→ **Task objective**: Show each line that has the string "Deltona" in it.

→ **Input material**:
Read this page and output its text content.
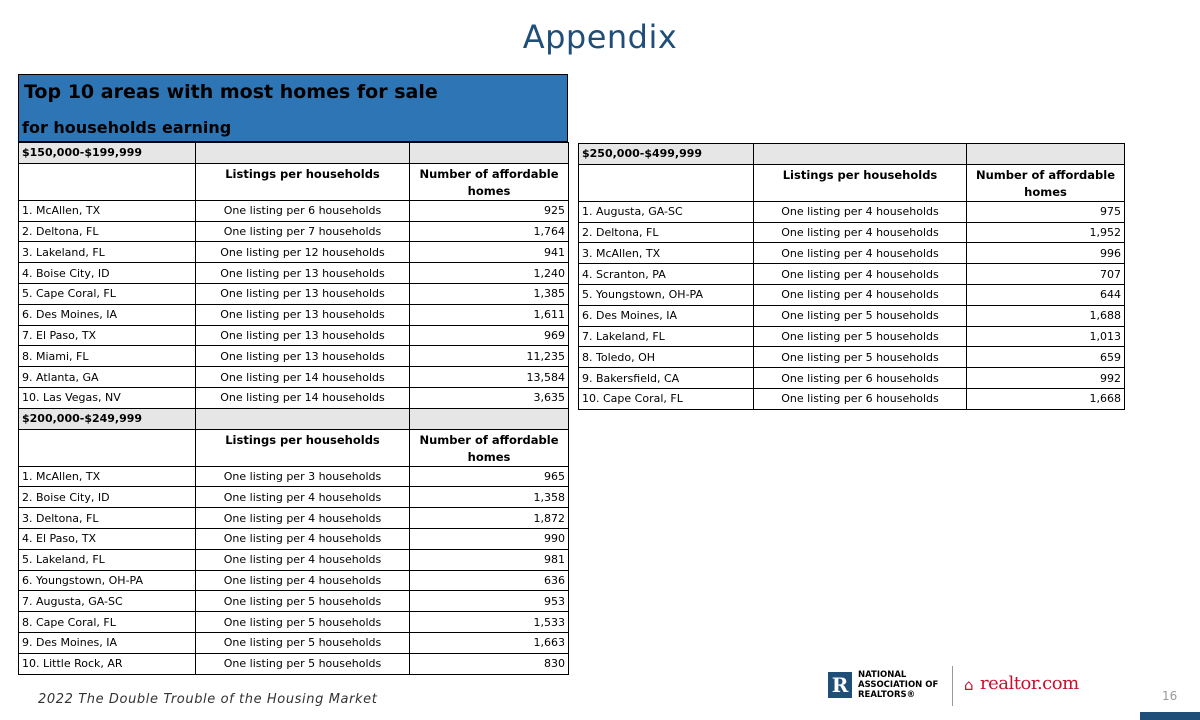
Appendix
Top 10 areas with most homes for sale
for households earning
$150,000-$199,999		
	Listings per households	Number of affordable homes
1. McAllen, TX	One listing per 6 households	925
2. Deltona, FL	One listing per 7 households	1,764
3. Lakeland, FL	One listing per 12 households	941
4. Boise City, ID	One listing per 13 households	1,240
5. Cape Coral, FL	One listing per 13 households	1,385
6. Des Moines, IA	One listing per 13 households	1,611
7. El Paso, TX	One listing per 13 households	969
8. Miami, FL	One listing per 13 households	11,235
9. Atlanta, GA	One listing per 14 households	13,584
10. Las Vegas, NV	One listing per 14 households	3,635
$200,000-$249,999		
	Listings per households	Number of affordable homes
1. McAllen, TX	One listing per 3 households	965
2. Boise City, ID	One listing per 4 households	1,358
3. Deltona, FL	One listing per 4 households	1,872
4. El Paso, TX	One listing per 4 households	990
5. Lakeland, FL	One listing per 4 households	981
6. Youngstown, OH-PA	One listing per 4 households	636
7. Augusta, GA-SC	One listing per 5 households	953
8. Cape Coral, FL	One listing per 5 households	1,533
9. Des Moines, IA	One listing per 5 households	1,663
10. Little Rock, AR	One listing per 5 households	830
$250,000-$499,999		
	Listings per households	Number of affordable homes
1. Augusta, GA-SC	One listing per 4 households	975
2. Deltona, FL	One listing per 4 households	1,952
3. McAllen, TX	One listing per 4 households	996
4. Scranton, PA	One listing per 4 households	707
5. Youngstown, OH-PA	One listing per 4 households	644
6. Des Moines, IA	One listing per 5 households	1,688
7. Lakeland, FL	One listing per 5 households	1,013
8. Toledo, OH	One listing per 5 households	659
9. Bakersfield, CA	One listing per 6 households	992
10. Cape Coral, FL	One listing per 6 households	1,668
2022 The Double Trouble of the Housing Market
R	NATIONAL ASSOCIATION OF REALTORS®
⌂ realtor.com
16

→ **Result for this task**:
2. Deltona, FL	One listing per 7 households	1,764
3. Deltona, FL	One listing per 4 households	1,872
2. Deltona, FL	One listing per 4 households	1,952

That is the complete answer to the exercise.